[Recorded data]
★ ★ ★ ★ ★ ★ ★

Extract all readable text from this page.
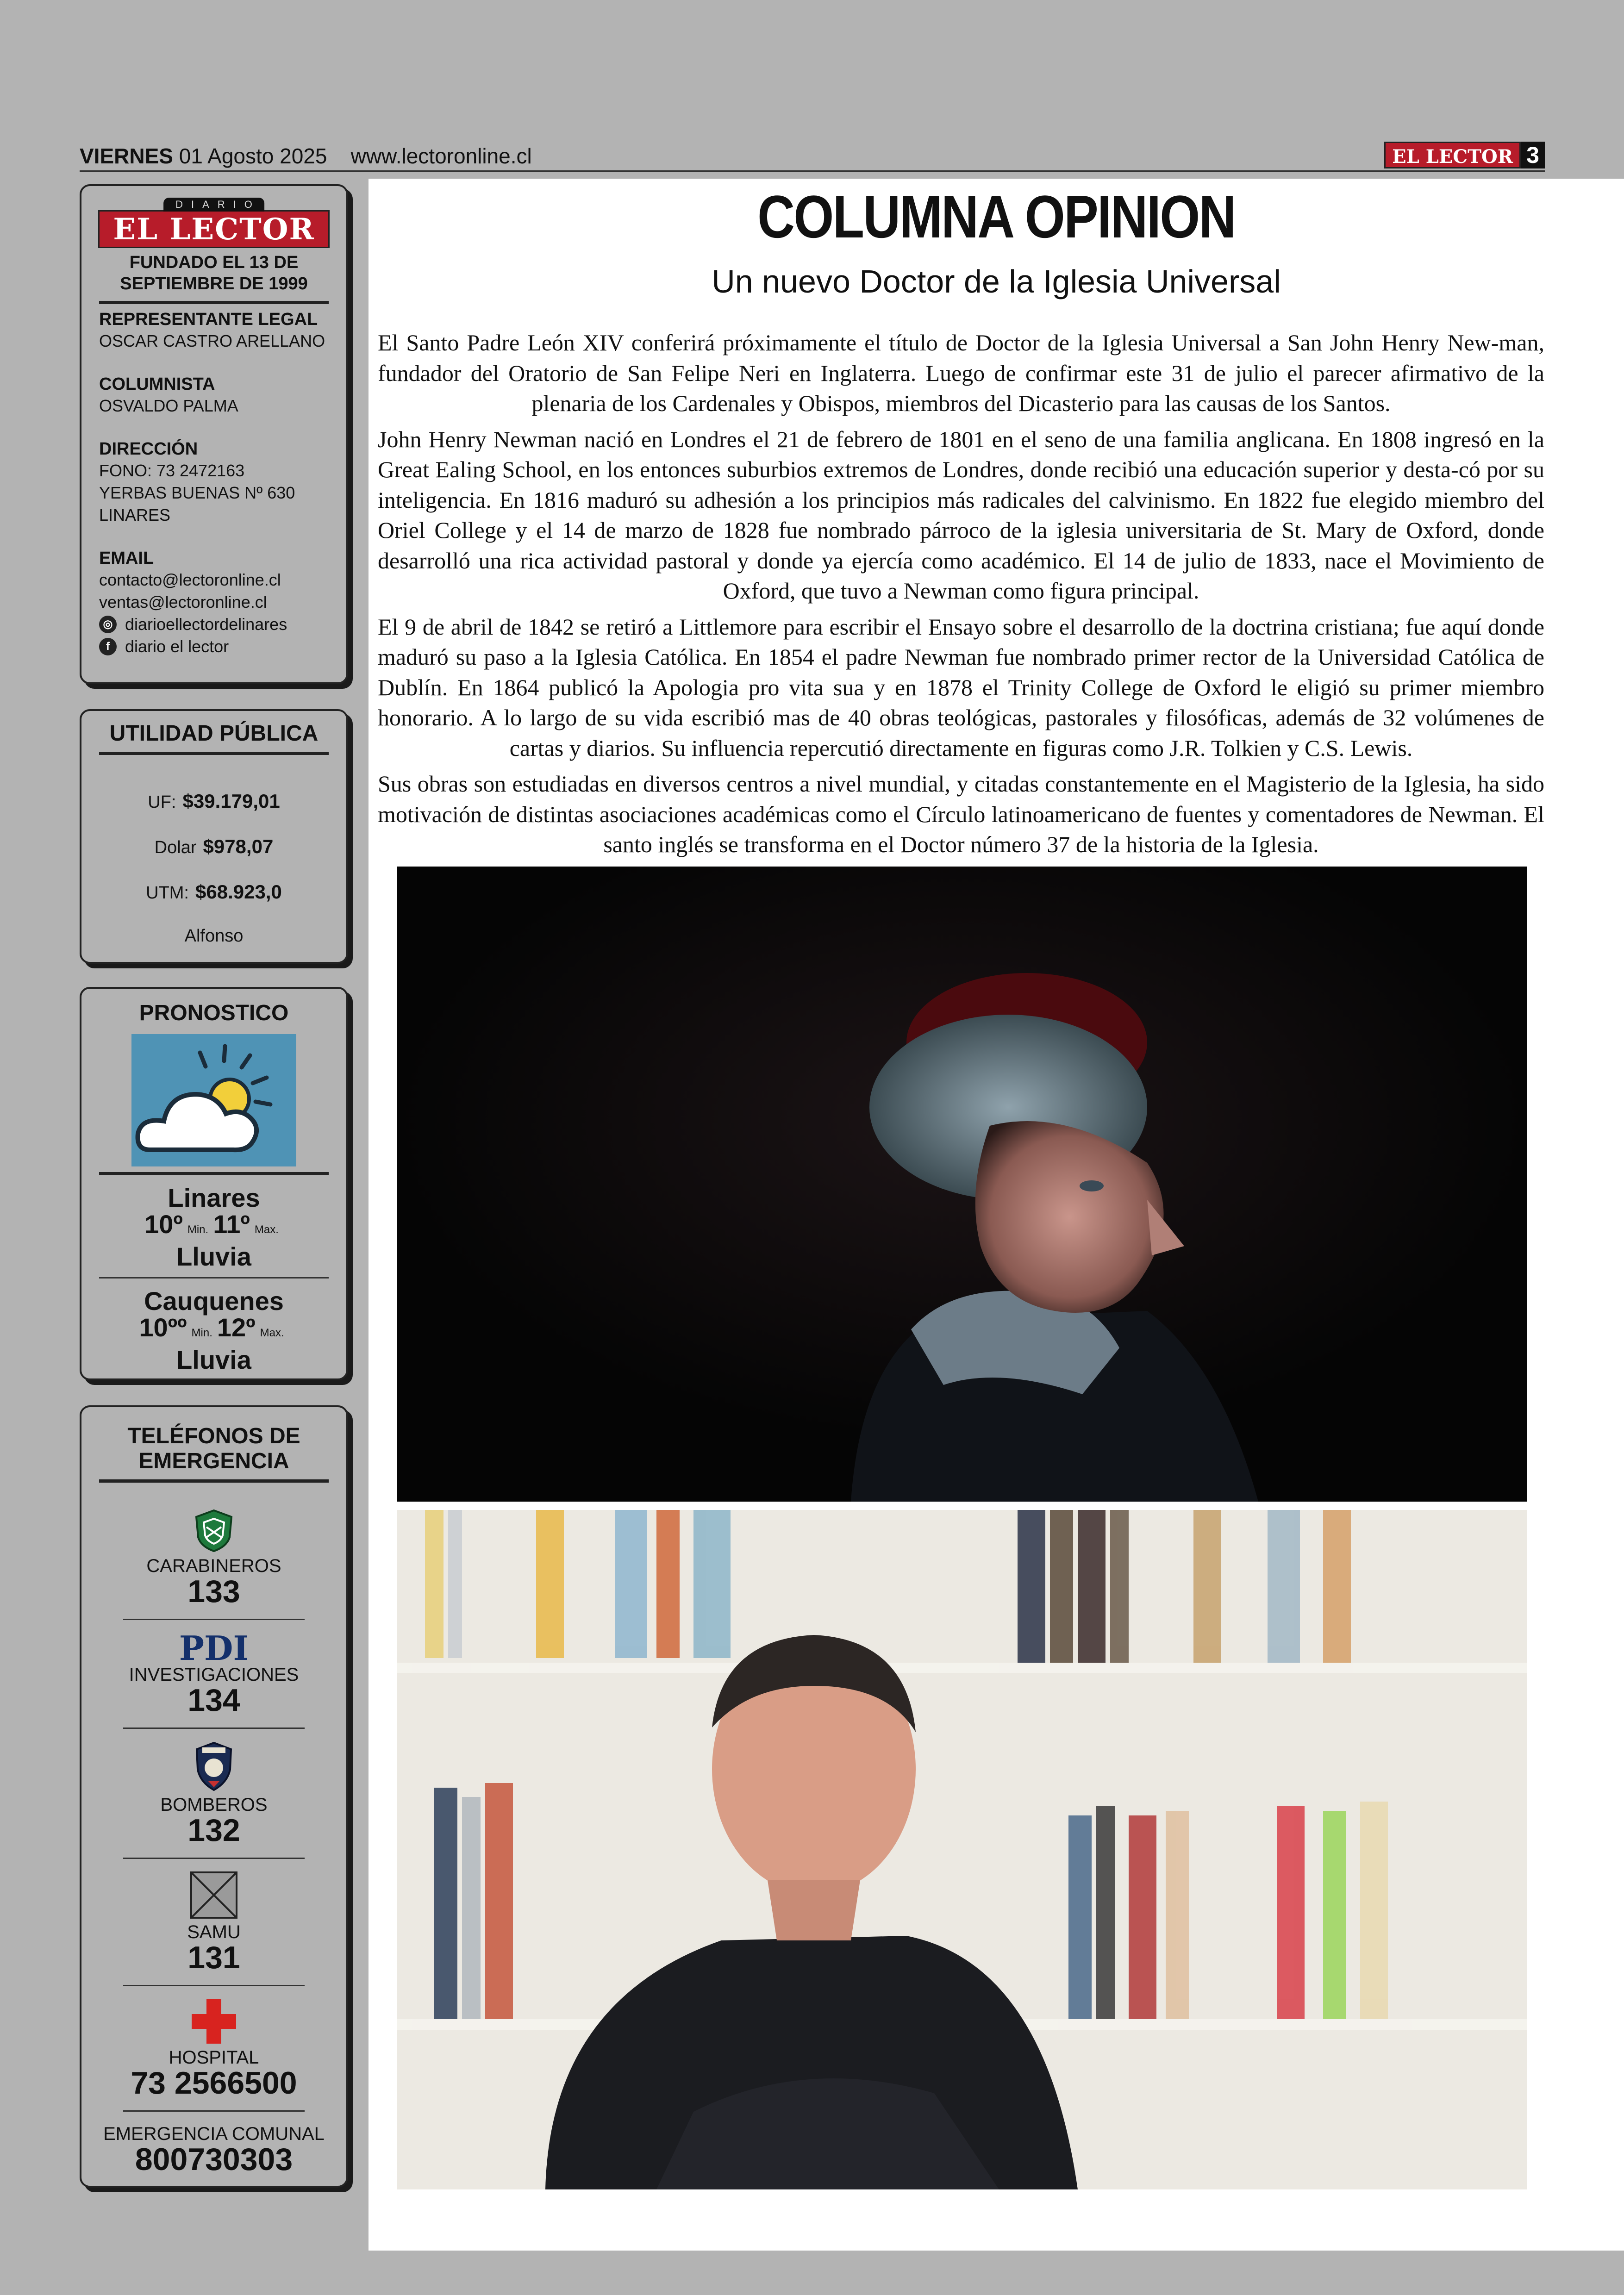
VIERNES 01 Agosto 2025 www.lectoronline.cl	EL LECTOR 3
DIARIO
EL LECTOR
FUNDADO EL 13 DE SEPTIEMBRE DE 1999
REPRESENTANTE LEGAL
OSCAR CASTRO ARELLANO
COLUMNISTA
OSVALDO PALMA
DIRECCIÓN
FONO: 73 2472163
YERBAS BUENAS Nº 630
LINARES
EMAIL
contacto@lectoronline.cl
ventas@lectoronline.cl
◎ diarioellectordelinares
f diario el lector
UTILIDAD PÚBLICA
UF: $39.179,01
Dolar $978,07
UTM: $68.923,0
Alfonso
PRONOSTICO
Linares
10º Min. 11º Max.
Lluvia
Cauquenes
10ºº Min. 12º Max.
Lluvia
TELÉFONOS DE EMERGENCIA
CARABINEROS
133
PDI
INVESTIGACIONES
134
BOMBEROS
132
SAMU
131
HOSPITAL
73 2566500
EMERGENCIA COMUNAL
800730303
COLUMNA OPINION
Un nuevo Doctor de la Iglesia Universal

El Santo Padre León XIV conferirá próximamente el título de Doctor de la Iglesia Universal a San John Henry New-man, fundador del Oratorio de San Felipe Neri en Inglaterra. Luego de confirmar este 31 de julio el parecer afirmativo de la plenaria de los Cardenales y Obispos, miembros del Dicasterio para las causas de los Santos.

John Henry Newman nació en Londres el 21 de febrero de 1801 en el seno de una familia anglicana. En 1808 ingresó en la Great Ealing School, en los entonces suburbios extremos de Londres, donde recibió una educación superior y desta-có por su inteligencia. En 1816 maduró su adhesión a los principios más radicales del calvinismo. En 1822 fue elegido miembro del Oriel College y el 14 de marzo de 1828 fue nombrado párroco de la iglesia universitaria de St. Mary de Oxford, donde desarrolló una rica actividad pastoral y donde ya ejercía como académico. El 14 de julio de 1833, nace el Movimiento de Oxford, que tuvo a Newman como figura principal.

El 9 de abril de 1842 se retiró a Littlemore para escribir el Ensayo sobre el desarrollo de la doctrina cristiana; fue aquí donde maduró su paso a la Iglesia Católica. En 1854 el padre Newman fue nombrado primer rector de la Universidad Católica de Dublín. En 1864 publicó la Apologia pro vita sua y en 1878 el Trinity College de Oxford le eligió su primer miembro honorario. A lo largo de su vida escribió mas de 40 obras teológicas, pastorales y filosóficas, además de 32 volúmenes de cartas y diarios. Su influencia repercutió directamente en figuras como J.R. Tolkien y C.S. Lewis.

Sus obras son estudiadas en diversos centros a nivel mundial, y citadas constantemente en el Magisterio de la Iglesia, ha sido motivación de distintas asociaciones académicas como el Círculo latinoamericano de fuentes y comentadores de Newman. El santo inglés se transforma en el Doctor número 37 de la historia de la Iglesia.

★ ★ ★ ★ ★ ★ ★

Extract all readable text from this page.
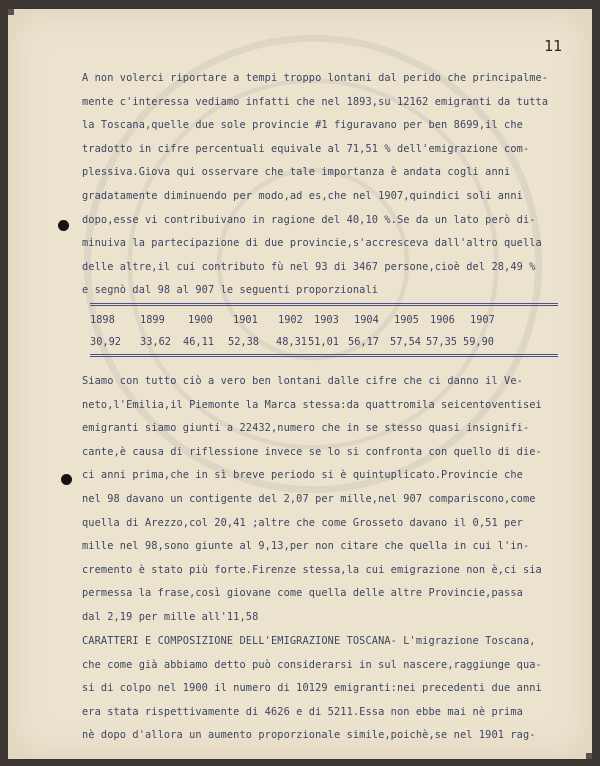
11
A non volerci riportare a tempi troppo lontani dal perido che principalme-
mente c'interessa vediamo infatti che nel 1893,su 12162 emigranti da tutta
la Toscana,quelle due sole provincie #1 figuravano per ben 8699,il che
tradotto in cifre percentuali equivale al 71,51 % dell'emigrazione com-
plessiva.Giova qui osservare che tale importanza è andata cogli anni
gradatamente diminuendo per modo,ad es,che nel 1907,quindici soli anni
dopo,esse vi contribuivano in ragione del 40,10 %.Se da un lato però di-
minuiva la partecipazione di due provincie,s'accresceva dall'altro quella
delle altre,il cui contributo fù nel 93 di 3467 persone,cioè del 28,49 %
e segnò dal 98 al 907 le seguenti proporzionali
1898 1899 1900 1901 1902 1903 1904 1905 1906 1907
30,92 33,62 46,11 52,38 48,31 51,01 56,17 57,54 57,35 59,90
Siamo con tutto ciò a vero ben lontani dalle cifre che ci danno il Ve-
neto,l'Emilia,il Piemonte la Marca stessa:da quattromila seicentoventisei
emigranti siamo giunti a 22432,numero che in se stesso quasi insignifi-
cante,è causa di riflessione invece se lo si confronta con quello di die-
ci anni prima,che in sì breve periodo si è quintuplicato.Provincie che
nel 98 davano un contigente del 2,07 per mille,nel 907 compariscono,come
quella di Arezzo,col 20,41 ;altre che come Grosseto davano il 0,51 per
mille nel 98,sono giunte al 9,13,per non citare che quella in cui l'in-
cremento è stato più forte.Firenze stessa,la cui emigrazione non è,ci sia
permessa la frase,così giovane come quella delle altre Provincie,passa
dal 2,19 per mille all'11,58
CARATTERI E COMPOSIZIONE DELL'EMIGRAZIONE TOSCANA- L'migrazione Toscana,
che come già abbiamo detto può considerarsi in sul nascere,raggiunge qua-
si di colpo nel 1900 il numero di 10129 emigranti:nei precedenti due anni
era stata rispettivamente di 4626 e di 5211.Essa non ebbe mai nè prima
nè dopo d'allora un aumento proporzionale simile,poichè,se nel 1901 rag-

★ ★ ★ ★ ★ ★ ★

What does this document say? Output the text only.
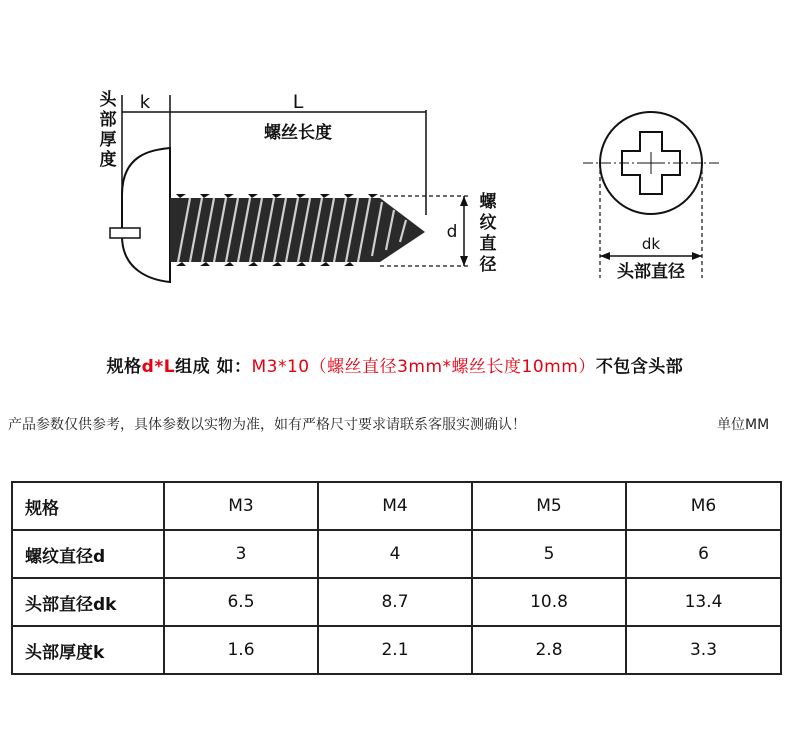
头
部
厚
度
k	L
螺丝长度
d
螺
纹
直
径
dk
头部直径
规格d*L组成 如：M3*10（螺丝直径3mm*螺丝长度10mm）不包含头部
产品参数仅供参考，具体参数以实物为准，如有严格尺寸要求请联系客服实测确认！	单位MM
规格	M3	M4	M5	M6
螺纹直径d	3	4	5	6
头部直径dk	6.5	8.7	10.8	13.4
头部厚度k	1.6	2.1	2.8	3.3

★ ★ ★ ★ ★ ★ ★

Instructions to follow:
Using the listing above, show every line that includes the string "EMERGENCIA".

Answer to the task:
TELÉFONOS DE EMERGENCIA
EMERGENCIA COMUNAL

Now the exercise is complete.